(Saved data entries)

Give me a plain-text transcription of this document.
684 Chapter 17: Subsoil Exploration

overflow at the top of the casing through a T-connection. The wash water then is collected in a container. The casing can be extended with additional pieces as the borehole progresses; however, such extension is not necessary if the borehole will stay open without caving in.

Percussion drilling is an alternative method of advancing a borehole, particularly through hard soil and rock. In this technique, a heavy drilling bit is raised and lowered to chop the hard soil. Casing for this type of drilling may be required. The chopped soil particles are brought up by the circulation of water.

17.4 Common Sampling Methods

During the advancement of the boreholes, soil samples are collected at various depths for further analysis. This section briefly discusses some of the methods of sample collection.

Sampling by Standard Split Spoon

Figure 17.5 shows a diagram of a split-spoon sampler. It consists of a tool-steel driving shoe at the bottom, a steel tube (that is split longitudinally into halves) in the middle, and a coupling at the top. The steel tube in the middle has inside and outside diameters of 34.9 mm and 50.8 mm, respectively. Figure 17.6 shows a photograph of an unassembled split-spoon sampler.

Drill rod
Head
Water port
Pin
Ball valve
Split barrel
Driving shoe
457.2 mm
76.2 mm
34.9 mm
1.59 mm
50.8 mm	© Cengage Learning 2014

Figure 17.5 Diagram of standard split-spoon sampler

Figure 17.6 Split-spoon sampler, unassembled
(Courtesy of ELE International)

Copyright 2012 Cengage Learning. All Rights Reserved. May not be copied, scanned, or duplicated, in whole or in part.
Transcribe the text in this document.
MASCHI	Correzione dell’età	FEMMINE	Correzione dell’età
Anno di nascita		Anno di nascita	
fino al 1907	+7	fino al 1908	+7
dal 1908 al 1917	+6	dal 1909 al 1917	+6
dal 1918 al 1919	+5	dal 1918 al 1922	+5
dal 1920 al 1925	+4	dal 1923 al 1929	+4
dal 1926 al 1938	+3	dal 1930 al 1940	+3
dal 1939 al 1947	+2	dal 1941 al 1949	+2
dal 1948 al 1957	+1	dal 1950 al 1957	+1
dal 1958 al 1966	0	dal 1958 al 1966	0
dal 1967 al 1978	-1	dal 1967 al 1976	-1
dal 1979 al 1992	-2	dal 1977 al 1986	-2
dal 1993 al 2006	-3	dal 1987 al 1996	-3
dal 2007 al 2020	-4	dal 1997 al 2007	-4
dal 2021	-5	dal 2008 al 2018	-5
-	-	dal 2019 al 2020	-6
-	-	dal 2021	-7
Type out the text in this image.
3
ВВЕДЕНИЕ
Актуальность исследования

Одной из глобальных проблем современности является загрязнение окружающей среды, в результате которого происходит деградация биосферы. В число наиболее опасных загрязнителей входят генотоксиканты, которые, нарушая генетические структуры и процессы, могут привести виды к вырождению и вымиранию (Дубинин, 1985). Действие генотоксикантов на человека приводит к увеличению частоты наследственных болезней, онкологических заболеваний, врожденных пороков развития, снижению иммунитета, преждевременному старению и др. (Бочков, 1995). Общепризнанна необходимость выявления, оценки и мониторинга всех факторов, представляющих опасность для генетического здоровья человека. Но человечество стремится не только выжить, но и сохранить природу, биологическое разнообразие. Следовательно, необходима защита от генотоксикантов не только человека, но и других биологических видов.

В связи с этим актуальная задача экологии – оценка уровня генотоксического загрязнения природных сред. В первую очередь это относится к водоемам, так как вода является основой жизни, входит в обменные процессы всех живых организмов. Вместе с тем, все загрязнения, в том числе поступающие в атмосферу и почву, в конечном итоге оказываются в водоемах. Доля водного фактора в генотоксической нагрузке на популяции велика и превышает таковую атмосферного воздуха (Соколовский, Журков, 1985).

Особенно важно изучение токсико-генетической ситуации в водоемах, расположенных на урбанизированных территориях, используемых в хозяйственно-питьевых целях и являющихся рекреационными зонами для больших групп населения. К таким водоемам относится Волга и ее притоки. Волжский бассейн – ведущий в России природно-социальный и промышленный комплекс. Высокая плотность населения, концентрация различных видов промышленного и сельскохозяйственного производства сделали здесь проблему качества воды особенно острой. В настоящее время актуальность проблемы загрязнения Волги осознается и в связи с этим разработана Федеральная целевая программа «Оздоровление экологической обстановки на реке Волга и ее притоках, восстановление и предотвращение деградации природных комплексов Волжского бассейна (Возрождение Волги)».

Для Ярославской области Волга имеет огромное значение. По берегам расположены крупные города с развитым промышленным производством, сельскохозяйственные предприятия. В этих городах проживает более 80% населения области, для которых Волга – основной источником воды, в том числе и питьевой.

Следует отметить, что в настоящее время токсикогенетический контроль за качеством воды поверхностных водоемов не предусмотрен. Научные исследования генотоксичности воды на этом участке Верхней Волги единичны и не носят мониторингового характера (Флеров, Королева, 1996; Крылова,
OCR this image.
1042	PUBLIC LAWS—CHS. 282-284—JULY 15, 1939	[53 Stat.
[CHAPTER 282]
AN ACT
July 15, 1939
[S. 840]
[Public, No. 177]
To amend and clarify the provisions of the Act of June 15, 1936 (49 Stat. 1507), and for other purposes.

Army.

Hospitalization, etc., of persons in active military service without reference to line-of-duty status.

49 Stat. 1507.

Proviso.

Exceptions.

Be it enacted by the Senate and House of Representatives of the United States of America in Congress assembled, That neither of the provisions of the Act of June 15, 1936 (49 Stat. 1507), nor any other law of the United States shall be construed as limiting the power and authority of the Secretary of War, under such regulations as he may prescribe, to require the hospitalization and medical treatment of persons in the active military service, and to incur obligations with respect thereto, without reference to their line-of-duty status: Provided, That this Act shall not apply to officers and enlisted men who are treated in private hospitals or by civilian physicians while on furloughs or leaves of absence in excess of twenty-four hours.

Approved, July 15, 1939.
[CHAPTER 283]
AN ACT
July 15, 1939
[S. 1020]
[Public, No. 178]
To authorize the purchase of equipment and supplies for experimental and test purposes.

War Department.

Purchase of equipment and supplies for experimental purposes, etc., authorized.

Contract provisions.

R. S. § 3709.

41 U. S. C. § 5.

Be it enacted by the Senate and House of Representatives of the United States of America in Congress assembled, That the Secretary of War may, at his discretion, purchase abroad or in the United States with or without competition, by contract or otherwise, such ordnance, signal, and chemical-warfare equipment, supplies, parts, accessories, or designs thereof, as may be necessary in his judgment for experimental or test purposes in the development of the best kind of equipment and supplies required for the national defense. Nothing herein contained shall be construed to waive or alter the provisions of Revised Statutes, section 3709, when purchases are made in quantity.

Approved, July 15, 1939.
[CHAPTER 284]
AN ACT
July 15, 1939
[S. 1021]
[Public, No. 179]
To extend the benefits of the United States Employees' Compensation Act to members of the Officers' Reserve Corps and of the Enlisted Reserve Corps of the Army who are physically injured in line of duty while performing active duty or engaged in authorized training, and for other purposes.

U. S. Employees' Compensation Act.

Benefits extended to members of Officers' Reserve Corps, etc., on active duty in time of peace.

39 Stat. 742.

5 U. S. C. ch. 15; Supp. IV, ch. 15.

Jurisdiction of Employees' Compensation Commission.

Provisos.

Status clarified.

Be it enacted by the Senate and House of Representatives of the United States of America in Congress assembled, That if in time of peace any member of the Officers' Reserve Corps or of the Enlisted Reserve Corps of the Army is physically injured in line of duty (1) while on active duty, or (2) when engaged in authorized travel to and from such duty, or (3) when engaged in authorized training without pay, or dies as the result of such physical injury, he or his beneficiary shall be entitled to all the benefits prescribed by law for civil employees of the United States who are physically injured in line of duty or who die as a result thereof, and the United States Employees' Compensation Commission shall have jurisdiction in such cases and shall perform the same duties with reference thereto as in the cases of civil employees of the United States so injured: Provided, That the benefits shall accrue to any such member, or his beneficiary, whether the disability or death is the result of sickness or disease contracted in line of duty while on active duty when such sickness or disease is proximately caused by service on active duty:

[THE PROBLEM] Copy the records above exactly as they appear.

[SOLUTION TO THIS EXERCISE]
Give me a plain-text transcription of this document.
684 Chapter 17: Subsoil Exploration

overflow at the top of the casing through a T-connection. The wash water then is collected in a container. The casing can be extended with additional pieces as the borehole progresses; however, such extension is not necessary if the borehole will stay open without caving in.

Percussion drilling is an alternative method of advancing a borehole, particularly through hard soil and rock. In this technique, a heavy drilling bit is raised and lowered to chop the hard soil. Casing for this type of drilling may be required. The chopped soil particles are brought up by the circulation of water.

17.4 Common Sampling Methods

During the advancement of the boreholes, soil samples are collected at various depths for further analysis. This section briefly discusses some of the methods of sample collection.

Sampling by Standard Split Spoon

Figure 17.5 shows a diagram of a split-spoon sampler. It consists of a tool-steel driving shoe at the bottom, a steel tube (that is split longitudinally into halves) in the middle, and a coupling at the top. The steel tube in the middle has inside and outside diameters of 34.9 mm and 50.8 mm, respectively. Figure 17.6 shows a photograph of an unassembled split-spoon sampler.

Drill rod
Head
Water port
Pin
Ball valve
Split barrel
Driving shoe
457.2 mm
76.2 mm
34.9 mm
1.59 mm
50.8 mm	© Cengage Learning 2014

Figure 17.5 Diagram of standard split-spoon sampler

Figure 17.6 Split-spoon sampler, unassembled
(Courtesy of ELE International)

Copyright 2012 Cengage Learning. All Rights Reserved. May not be copied, scanned, or duplicated, in whole or in part.
Transcribe the text in this document.
MASCHI	Correzione dell’età	FEMMINE	Correzione dell’età
Anno di nascita		Anno di nascita	
fino al 1907	+7	fino al 1908	+7
dal 1908 al 1917	+6	dal 1909 al 1917	+6
dal 1918 al 1919	+5	dal 1918 al 1922	+5
dal 1920 al 1925	+4	dal 1923 al 1929	+4
dal 1926 al 1938	+3	dal 1930 al 1940	+3
dal 1939 al 1947	+2	dal 1941 al 1949	+2
dal 1948 al 1957	+1	dal 1950 al 1957	+1
dal 1958 al 1966	0	dal 1958 al 1966	0
dal 1967 al 1978	-1	dal 1967 al 1976	-1
dal 1979 al 1992	-2	dal 1977 al 1986	-2
dal 1993 al 2006	-3	dal 1987 al 1996	-3
dal 2007 al 2020	-4	dal 1997 al 2007	-4
dal 2021	-5	dal 2008 al 2018	-5
-	-	dal 2019 al 2020	-6
-	-	dal 2021	-7
Type out the text in this image.
3
ВВЕДЕНИЕ
Актуальность исследования

Одной из глобальных проблем современности является загрязнение окружающей среды, в результате которого происходит деградация биосферы. В число наиболее опасных загрязнителей входят генотоксиканты, которые, нарушая генетические структуры и процессы, могут привести виды к вырождению и вымиранию (Дубинин, 1985). Действие генотоксикантов на человека приводит к увеличению частоты наследственных болезней, онкологических заболеваний, врожденных пороков развития, снижению иммунитета, преждевременному старению и др. (Бочков, 1995). Общепризнанна необходимость выявления, оценки и мониторинга всех факторов, представляющих опасность для генетического здоровья человека. Но человечество стремится не только выжить, но и сохранить природу, биологическое разнообразие. Следовательно, необходима защита от генотоксикантов не только человека, но и других биологических видов.

В связи с этим актуальная задача экологии – оценка уровня генотоксического загрязнения природных сред. В первую очередь это относится к водоемам, так как вода является основой жизни, входит в обменные процессы всех живых организмов. Вместе с тем, все загрязнения, в том числе поступающие в атмосферу и почву, в конечном итоге оказываются в водоемах. Доля водного фактора в генотоксической нагрузке на популяции велика и превышает таковую атмосферного воздуха (Соколовский, Журков, 1985).

Особенно важно изучение токсико-генетической ситуации в водоемах, расположенных на урбанизированных территориях, используемых в хозяйственно-питьевых целях и являющихся рекреационными зонами для больших групп населения. К таким водоемам относится Волга и ее притоки. Волжский бассейн – ведущий в России природно-социальный и промышленный комплекс. Высокая плотность населения, концентрация различных видов промышленного и сельскохозяйственного производства сделали здесь проблему качества воды особенно острой. В настоящее время актуальность проблемы загрязнения Волги осознается и в связи с этим разработана Федеральная целевая программа «Оздоровление экологической обстановки на реке Волга и ее притоках, восстановление и предотвращение деградации природных комплексов Волжского бассейна (Возрождение Волги)».

Для Ярославской области Волга имеет огромное значение. По берегам расположены крупные города с развитым промышленным производством, сельскохозяйственные предприятия. В этих городах проживает более 80% населения области, для которых Волга – основной источником воды, в том числе и питьевой.

Следует отметить, что в настоящее время токсикогенетический контроль за качеством воды поверхностных водоемов не предусмотрен. Научные исследования генотоксичности воды на этом участке Верхней Волги единичны и не носят мониторингового характера (Флеров, Королева, 1996; Крылова,
OCR this image.
1042	PUBLIC LAWS—CHS. 282-284—JULY 15, 1939	[53 Stat.
[CHAPTER 282]
AN ACT
July 15, 1939
[S. 840]
[Public, No. 177]
To amend and clarify the provisions of the Act of June 15, 1936 (49 Stat. 1507), and for other purposes.

Army.

Hospitalization, etc., of persons in active military service without reference to line-of-duty status.

49 Stat. 1507.

Proviso.

Exceptions.

Be it enacted by the Senate and House of Representatives of the United States of America in Congress assembled, That neither of the provisions of the Act of June 15, 1936 (49 Stat. 1507), nor any other law of the United States shall be construed as limiting the power and authority of the Secretary of War, under such regulations as he may prescribe, to require the hospitalization and medical treatment of persons in the active military service, and to incur obligations with respect thereto, without reference to their line-of-duty status: Provided, That this Act shall not apply to officers and enlisted men who are treated in private hospitals or by civilian physicians while on furloughs or leaves of absence in excess of twenty-four hours.

Approved, July 15, 1939.
[CHAPTER 283]
AN ACT
July 15, 1939
[S. 1020]
[Public, No. 178]
To authorize the purchase of equipment and supplies for experimental and test purposes.

War Department.

Purchase of equipment and supplies for experimental purposes, etc., authorized.

Contract provisions.

R. S. § 3709.

41 U. S. C. § 5.

Be it enacted by the Senate and House of Representatives of the United States of America in Congress assembled, That the Secretary of War may, at his discretion, purchase abroad or in the United States with or without competition, by contract or otherwise, such ordnance, signal, and chemical-warfare equipment, supplies, parts, accessories, or designs thereof, as may be necessary in his judgment for experimental or test purposes in the development of the best kind of equipment and supplies required for the national defense. Nothing herein contained shall be construed to waive or alter the provisions of Revised Statutes, section 3709, when purchases are made in quantity.

Approved, July 15, 1939.
[CHAPTER 284]
AN ACT
July 15, 1939
[S. 1021]
[Public, No. 179]
To extend the benefits of the United States Employees' Compensation Act to members of the Officers' Reserve Corps and of the Enlisted Reserve Corps of the Army who are physically injured in line of duty while performing active duty or engaged in authorized training, and for other purposes.

U. S. Employees' Compensation Act.

Benefits extended to members of Officers' Reserve Corps, etc., on active duty in time of peace.

39 Stat. 742.

5 U. S. C. ch. 15; Supp. IV, ch. 15.

Jurisdiction of Employees' Compensation Commission.

Provisos.

Status clarified.

Be it enacted by the Senate and House of Representatives of the United States of America in Congress assembled, That if in time of peace any member of the Officers' Reserve Corps or of the Enlisted Reserve Corps of the Army is physically injured in line of duty (1) while on active duty, or (2) when engaged in authorized travel to and from such duty, or (3) when engaged in authorized training without pay, or dies as the result of such physical injury, he or his beneficiary shall be entitled to all the benefits prescribed by law for civil employees of the United States who are physically injured in line of duty or who die as a result thereof, and the United States Employees' Compensation Commission shall have jurisdiction in such cases and shall perform the same duties with reference thereto as in the cases of civil employees of the United States so injured: Provided, That the benefits shall accrue to any such member, or his beneficiary, whether the disability or death is the result of sickness or disease contracted in line of duty while on active duty when such sickness or disease is proximately caused by service on active duty:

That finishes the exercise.